■ **Dataset records**
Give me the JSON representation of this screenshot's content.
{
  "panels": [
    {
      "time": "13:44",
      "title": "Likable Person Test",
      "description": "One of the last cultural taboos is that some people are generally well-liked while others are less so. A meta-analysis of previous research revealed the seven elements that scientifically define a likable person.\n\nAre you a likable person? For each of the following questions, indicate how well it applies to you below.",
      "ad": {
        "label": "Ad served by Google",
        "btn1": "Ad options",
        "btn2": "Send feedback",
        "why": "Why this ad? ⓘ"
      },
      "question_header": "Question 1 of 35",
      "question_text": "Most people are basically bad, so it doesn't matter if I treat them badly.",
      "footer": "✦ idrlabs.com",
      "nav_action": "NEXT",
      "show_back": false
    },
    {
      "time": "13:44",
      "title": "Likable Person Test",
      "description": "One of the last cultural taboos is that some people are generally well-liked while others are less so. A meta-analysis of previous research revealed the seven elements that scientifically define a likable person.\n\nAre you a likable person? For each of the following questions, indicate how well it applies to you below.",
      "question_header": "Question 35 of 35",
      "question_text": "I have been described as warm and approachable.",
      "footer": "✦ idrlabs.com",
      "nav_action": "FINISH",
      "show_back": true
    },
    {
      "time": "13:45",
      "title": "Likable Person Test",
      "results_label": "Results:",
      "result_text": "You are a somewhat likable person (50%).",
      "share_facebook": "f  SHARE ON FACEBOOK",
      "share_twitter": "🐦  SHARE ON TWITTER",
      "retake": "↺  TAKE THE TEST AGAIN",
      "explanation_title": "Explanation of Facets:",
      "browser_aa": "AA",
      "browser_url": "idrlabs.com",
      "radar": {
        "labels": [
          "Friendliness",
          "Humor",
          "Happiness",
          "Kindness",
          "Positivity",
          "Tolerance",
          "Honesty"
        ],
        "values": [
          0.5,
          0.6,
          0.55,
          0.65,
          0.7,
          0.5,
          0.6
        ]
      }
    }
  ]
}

■ **WORK TO DO**
Search the preceding listing for "this" and extract every line where it is found.

■ **RESULT**
Give me the JSON representation of this screenshot's content.
        "why": "Why this ad? ⓘ"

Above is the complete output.